→ **Exercise data**:
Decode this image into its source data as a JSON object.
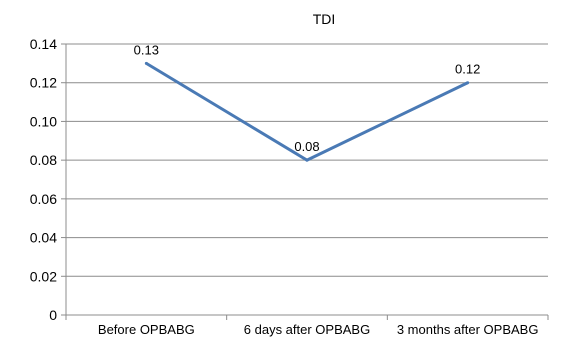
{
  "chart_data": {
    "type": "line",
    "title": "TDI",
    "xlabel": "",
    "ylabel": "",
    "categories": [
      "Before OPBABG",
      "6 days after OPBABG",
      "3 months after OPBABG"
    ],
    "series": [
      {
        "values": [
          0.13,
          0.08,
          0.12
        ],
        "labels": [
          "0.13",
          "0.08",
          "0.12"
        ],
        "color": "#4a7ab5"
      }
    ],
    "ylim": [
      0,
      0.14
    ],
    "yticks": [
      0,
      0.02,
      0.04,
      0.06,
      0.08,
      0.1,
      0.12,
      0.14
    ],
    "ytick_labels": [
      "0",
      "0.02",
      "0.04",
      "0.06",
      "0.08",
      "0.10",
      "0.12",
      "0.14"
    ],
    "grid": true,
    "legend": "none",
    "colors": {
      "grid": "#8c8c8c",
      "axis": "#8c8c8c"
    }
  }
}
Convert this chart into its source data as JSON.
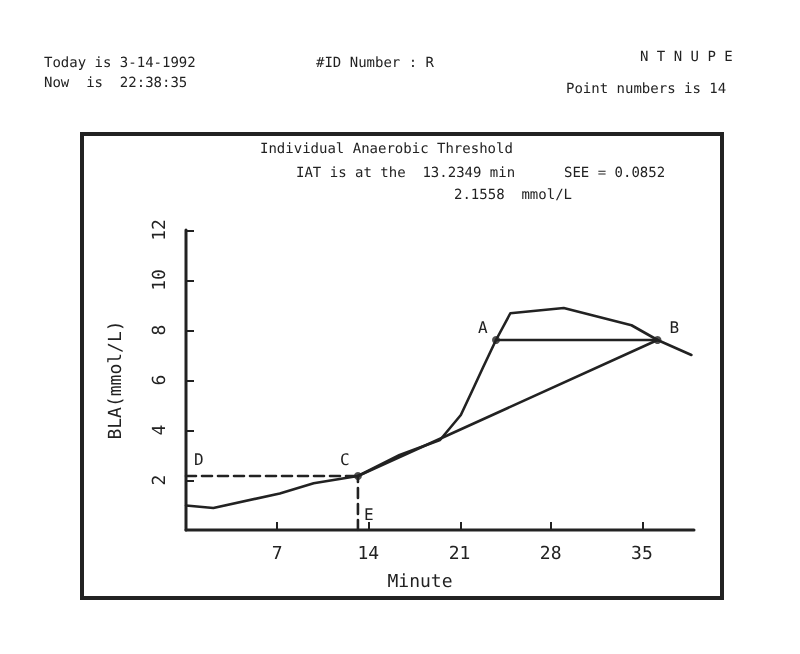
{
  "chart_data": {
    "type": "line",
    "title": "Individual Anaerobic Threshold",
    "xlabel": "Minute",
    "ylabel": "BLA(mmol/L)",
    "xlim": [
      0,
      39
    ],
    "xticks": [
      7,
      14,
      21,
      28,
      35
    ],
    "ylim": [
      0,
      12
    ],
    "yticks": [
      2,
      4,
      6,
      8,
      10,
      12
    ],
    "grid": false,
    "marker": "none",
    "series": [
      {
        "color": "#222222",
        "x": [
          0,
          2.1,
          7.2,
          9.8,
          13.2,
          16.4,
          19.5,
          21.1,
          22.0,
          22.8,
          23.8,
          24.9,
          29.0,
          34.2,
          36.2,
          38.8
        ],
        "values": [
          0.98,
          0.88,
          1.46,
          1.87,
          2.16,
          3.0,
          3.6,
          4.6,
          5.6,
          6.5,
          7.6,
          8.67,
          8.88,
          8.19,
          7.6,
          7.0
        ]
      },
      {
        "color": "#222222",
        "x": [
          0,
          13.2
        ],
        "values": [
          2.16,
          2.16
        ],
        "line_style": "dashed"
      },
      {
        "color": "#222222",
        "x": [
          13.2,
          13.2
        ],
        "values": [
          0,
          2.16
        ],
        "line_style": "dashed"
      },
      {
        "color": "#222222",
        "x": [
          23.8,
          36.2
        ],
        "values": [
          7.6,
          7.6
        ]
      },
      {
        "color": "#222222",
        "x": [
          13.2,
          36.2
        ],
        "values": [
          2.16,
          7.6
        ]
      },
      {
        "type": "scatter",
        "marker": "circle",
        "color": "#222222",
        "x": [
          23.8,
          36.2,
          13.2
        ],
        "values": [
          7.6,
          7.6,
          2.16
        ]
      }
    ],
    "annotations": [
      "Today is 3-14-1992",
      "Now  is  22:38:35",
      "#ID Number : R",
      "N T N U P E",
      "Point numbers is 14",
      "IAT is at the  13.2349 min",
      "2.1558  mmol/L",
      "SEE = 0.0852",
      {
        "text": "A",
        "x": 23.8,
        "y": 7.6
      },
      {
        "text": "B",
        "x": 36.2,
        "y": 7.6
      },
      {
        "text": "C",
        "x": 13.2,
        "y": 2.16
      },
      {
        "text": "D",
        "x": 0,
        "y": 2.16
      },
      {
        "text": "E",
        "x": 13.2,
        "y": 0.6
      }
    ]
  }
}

→ **What you need to do**: Leave images out of the retyped records; keep all else exact.

→ **In response**:
Decode this image into its source data as a JSON object.
{
  "chart_data": {
    "type": "line",
    "title": "TDI",
    "xlabel": "",
    "ylabel": "",
    "categories": [
      "Before OPBABG",
      "6 days after OPBABG",
      "3 months after OPBABG"
    ],
    "series": [
      {
        "values": [
          0.13,
          0.08,
          0.12
        ],
        "labels": [
          "0.13",
          "0.08",
          "0.12"
        ],
        "color": "#4a7ab5"
      }
    ],
    "ylim": [
      0,
      0.14
    ],
    "yticks": [
      0,
      0.02,
      0.04,
      0.06,
      0.08,
      0.1,
      0.12,
      0.14
    ],
    "ytick_labels": [
      "0",
      "0.02",
      "0.04",
      "0.06",
      "0.08",
      "0.10",
      "0.12",
      "0.14"
    ],
    "grid": true,
    "legend": "none",
    "colors": {
      "grid": "#8c8c8c",
      "axis": "#8c8c8c"
    }
  }
}
Convert this chart into its source data as JSON.
{
  "chart_data": {
    "type": "line",
    "title": "Individual Anaerobic Threshold",
    "xlabel": "Minute",
    "ylabel": "BLA(mmol/L)",
    "xlim": [
      0,
      39
    ],
    "xticks": [
      7,
      14,
      21,
      28,
      35
    ],
    "ylim": [
      0,
      12
    ],
    "yticks": [
      2,
      4,
      6,
      8,
      10,
      12
    ],
    "grid": false,
    "marker": "none",
    "series": [
      {
        "color": "#222222",
        "x": [
          0,
          2.1,
          7.2,
          9.8,
          13.2,
          16.4,
          19.5,
          21.1,
          22.0,
          22.8,
          23.8,
          24.9,
          29.0,
          34.2,
          36.2,
          38.8
        ],
        "values": [
          0.98,
          0.88,
          1.46,
          1.87,
          2.16,
          3.0,
          3.6,
          4.6,
          5.6,
          6.5,
          7.6,
          8.67,
          8.88,
          8.19,
          7.6,
          7.0
        ]
      },
      {
        "color": "#222222",
        "x": [
          0,
          13.2
        ],
        "values": [
          2.16,
          2.16
        ],
        "line_style": "dashed"
      },
      {
        "color": "#222222",
        "x": [
          13.2,
          13.2
        ],
        "values": [
          0,
          2.16
        ],
        "line_style": "dashed"
      },
      {
        "color": "#222222",
        "x": [
          23.8,
          36.2
        ],
        "values": [
          7.6,
          7.6
        ]
      },
      {
        "color": "#222222",
        "x": [
          13.2,
          36.2
        ],
        "values": [
          2.16,
          7.6
        ]
      },
      {
        "type": "scatter",
        "marker": "circle",
        "color": "#222222",
        "x": [
          23.8,
          36.2,
          13.2
        ],
        "values": [
          7.6,
          7.6,
          2.16
        ]
      }
    ],
    "annotations": [
      "Today is 3-14-1992",
      "Now  is  22:38:35",
      "#ID Number : R",
      "N T N U P E",
      "Point numbers is 14",
      "IAT is at the  13.2349 min",
      "2.1558  mmol/L",
      "SEE = 0.0852",
      {
        "text": "A",
        "x": 23.8,
        "y": 7.6
      },
      {
        "text": "B",
        "x": 36.2,
        "y": 7.6
      },
      {
        "text": "C",
        "x": 13.2,
        "y": 2.16
      },
      {
        "text": "D",
        "x": 0,
        "y": 2.16
      },
      {
        "text": "E",
        "x": 13.2,
        "y": 0.6
      }
    ]
  }
}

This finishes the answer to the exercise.